- _Records contained in a dataset_:

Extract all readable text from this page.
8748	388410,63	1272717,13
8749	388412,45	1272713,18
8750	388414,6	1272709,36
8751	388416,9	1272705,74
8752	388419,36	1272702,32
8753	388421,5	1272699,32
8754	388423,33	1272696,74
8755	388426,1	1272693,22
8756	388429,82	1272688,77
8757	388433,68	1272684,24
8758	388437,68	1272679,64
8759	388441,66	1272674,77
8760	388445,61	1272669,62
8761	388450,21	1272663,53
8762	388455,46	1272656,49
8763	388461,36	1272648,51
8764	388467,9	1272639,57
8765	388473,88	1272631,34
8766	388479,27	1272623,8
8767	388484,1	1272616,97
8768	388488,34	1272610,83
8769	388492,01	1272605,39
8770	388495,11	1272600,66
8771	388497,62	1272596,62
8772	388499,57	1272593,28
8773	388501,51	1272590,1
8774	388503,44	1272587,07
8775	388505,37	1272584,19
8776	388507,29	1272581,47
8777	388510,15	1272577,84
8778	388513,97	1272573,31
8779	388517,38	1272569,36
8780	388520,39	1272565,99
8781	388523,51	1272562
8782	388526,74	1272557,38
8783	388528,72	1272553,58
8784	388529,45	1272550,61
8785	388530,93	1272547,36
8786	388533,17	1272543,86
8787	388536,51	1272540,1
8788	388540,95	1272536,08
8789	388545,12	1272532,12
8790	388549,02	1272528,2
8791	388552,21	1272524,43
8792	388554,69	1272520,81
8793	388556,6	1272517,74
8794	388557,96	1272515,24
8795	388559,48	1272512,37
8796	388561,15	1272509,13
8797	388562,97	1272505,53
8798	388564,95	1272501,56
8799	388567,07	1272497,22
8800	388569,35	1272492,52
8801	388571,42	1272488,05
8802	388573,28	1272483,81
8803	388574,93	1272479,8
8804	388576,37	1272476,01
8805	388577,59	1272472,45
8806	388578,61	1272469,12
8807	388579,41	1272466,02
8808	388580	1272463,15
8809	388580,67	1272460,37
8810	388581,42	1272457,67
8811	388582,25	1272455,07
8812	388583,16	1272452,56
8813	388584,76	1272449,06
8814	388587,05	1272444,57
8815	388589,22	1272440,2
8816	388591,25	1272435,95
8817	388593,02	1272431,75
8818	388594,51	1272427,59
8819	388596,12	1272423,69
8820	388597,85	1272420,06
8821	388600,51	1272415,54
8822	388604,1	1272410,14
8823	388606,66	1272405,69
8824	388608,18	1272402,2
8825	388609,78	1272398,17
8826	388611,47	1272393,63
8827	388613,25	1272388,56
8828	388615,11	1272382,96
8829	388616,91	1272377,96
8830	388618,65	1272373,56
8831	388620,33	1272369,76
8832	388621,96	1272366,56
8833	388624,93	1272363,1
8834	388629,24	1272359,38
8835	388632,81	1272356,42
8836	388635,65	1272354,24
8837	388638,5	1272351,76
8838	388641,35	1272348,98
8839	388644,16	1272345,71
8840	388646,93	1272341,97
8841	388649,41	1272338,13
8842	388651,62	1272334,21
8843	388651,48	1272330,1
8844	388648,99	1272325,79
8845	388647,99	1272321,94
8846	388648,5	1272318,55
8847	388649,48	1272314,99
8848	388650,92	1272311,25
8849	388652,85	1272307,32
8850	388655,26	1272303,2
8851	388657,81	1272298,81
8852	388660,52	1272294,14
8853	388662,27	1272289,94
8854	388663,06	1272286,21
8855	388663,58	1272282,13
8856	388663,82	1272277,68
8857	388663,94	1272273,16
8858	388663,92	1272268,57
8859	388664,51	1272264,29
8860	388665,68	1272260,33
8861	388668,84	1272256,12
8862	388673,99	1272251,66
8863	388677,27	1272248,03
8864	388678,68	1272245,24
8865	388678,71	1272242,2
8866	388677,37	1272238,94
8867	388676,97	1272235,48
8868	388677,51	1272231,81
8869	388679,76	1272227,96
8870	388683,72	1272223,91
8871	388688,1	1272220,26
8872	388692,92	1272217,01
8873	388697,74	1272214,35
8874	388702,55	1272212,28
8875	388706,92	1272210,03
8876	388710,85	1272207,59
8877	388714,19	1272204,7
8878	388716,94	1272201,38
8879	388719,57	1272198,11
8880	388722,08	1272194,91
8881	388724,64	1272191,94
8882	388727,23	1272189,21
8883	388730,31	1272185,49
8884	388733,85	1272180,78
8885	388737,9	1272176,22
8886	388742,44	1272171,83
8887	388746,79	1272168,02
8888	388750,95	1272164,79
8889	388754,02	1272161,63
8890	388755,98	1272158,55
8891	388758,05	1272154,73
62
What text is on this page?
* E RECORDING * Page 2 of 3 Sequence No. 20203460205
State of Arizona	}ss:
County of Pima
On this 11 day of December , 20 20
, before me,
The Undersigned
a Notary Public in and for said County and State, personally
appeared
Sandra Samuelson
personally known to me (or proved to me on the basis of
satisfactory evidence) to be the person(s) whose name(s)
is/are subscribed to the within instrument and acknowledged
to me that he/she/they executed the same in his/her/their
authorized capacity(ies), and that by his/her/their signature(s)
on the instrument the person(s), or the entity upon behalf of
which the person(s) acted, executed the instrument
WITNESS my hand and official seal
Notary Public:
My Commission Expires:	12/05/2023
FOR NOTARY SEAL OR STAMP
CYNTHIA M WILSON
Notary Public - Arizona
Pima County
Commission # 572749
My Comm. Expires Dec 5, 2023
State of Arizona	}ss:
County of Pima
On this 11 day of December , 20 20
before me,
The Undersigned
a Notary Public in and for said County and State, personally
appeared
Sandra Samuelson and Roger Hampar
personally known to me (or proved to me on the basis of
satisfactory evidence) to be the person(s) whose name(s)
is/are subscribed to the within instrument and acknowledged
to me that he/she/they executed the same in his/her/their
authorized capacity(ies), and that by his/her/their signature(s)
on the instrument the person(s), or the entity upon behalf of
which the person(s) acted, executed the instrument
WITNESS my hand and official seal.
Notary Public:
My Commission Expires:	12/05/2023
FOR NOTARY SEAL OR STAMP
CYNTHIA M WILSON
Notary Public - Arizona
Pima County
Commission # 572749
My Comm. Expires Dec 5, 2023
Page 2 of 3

- _Written instruction_: Transcribe every entry exactly.

- _Answer to the task_:
Extract all readable text from this page.
8748	388410,63	1272717,13
8749	388412,45	1272713,18
8750	388414,6	1272709,36
8751	388416,9	1272705,74
8752	388419,36	1272702,32
8753	388421,5	1272699,32
8754	388423,33	1272696,74
8755	388426,1	1272693,22
8756	388429,82	1272688,77
8757	388433,68	1272684,24
8758	388437,68	1272679,64
8759	388441,66	1272674,77
8760	388445,61	1272669,62
8761	388450,21	1272663,53
8762	388455,46	1272656,49
8763	388461,36	1272648,51
8764	388467,9	1272639,57
8765	388473,88	1272631,34
8766	388479,27	1272623,8
8767	388484,1	1272616,97
8768	388488,34	1272610,83
8769	388492,01	1272605,39
8770	388495,11	1272600,66
8771	388497,62	1272596,62
8772	388499,57	1272593,28
8773	388501,51	1272590,1
8774	388503,44	1272587,07
8775	388505,37	1272584,19
8776	388507,29	1272581,47
8777	388510,15	1272577,84
8778	388513,97	1272573,31
8779	388517,38	1272569,36
8780	388520,39	1272565,99
8781	388523,51	1272562
8782	388526,74	1272557,38
8783	388528,72	1272553,58
8784	388529,45	1272550,61
8785	388530,93	1272547,36
8786	388533,17	1272543,86
8787	388536,51	1272540,1
8788	388540,95	1272536,08
8789	388545,12	1272532,12
8790	388549,02	1272528,2
8791	388552,21	1272524,43
8792	388554,69	1272520,81
8793	388556,6	1272517,74
8794	388557,96	1272515,24
8795	388559,48	1272512,37
8796	388561,15	1272509,13
8797	388562,97	1272505,53
8798	388564,95	1272501,56
8799	388567,07	1272497,22
8800	388569,35	1272492,52
8801	388571,42	1272488,05
8802	388573,28	1272483,81
8803	388574,93	1272479,8
8804	388576,37	1272476,01
8805	388577,59	1272472,45
8806	388578,61	1272469,12
8807	388579,41	1272466,02
8808	388580	1272463,15
8809	388580,67	1272460,37
8810	388581,42	1272457,67
8811	388582,25	1272455,07
8812	388583,16	1272452,56
8813	388584,76	1272449,06
8814	388587,05	1272444,57
8815	388589,22	1272440,2
8816	388591,25	1272435,95
8817	388593,02	1272431,75
8818	388594,51	1272427,59
8819	388596,12	1272423,69
8820	388597,85	1272420,06
8821	388600,51	1272415,54
8822	388604,1	1272410,14
8823	388606,66	1272405,69
8824	388608,18	1272402,2
8825	388609,78	1272398,17
8826	388611,47	1272393,63
8827	388613,25	1272388,56
8828	388615,11	1272382,96
8829	388616,91	1272377,96
8830	388618,65	1272373,56
8831	388620,33	1272369,76
8832	388621,96	1272366,56
8833	388624,93	1272363,1
8834	388629,24	1272359,38
8835	388632,81	1272356,42
8836	388635,65	1272354,24
8837	388638,5	1272351,76
8838	388641,35	1272348,98
8839	388644,16	1272345,71
8840	388646,93	1272341,97
8841	388649,41	1272338,13
8842	388651,62	1272334,21
8843	388651,48	1272330,1
8844	388648,99	1272325,79
8845	388647,99	1272321,94
8846	388648,5	1272318,55
8847	388649,48	1272314,99
8848	388650,92	1272311,25
8849	388652,85	1272307,32
8850	388655,26	1272303,2
8851	388657,81	1272298,81
8852	388660,52	1272294,14
8853	388662,27	1272289,94
8854	388663,06	1272286,21
8855	388663,58	1272282,13
8856	388663,82	1272277,68
8857	388663,94	1272273,16
8858	388663,92	1272268,57
8859	388664,51	1272264,29
8860	388665,68	1272260,33
8861	388668,84	1272256,12
8862	388673,99	1272251,66
8863	388677,27	1272248,03
8864	388678,68	1272245,24
8865	388678,71	1272242,2
8866	388677,37	1272238,94
8867	388676,97	1272235,48
8868	388677,51	1272231,81
8869	388679,76	1272227,96
8870	388683,72	1272223,91
8871	388688,1	1272220,26
8872	388692,92	1272217,01
8873	388697,74	1272214,35
8874	388702,55	1272212,28
8875	388706,92	1272210,03
8876	388710,85	1272207,59
8877	388714,19	1272204,7
8878	388716,94	1272201,38
8879	388719,57	1272198,11
8880	388722,08	1272194,91
8881	388724,64	1272191,94
8882	388727,23	1272189,21
8883	388730,31	1272185,49
8884	388733,85	1272180,78
8885	388737,9	1272176,22
8886	388742,44	1272171,83
8887	388746,79	1272168,02
8888	388750,95	1272164,79
8889	388754,02	1272161,63
8890	388755,98	1272158,55
8891	388758,05	1272154,73
62
What text is on this page?
* E RECORDING * Page 2 of 3 Sequence No. 20203460205
State of Arizona	}ss:
County of Pima
On this 11 day of December , 20 20
, before me,
The Undersigned
a Notary Public in and for said County and State, personally
appeared
Sandra Samuelson
personally known to me (or proved to me on the basis of
satisfactory evidence) to be the person(s) whose name(s)
is/are subscribed to the within instrument and acknowledged
to me that he/she/they executed the same in his/her/their
authorized capacity(ies), and that by his/her/their signature(s)
on the instrument the person(s), or the entity upon behalf of
which the person(s) acted, executed the instrument
WITNESS my hand and official seal
Notary Public:
My Commission Expires:	12/05/2023
FOR NOTARY SEAL OR STAMP
CYNTHIA M WILSON
Notary Public - Arizona
Pima County
Commission # 572749
My Comm. Expires Dec 5, 2023
State of Arizona	}ss:
County of Pima
On this 11 day of December , 20 20
before me,
The Undersigned
a Notary Public in and for said County and State, personally
appeared
Sandra Samuelson and Roger Hampar
personally known to me (or proved to me on the basis of
satisfactory evidence) to be the person(s) whose name(s)
is/are subscribed to the within instrument and acknowledged
to me that he/she/they executed the same in his/her/their
authorized capacity(ies), and that by his/her/their signature(s)
on the instrument the person(s), or the entity upon behalf of
which the person(s) acted, executed the instrument
WITNESS my hand and official seal.
Notary Public:
My Commission Expires:	12/05/2023
FOR NOTARY SEAL OR STAMP
CYNTHIA M WILSON
Notary Public - Arizona
Pima County
Commission # 572749
My Comm. Expires Dec 5, 2023
Page 2 of 3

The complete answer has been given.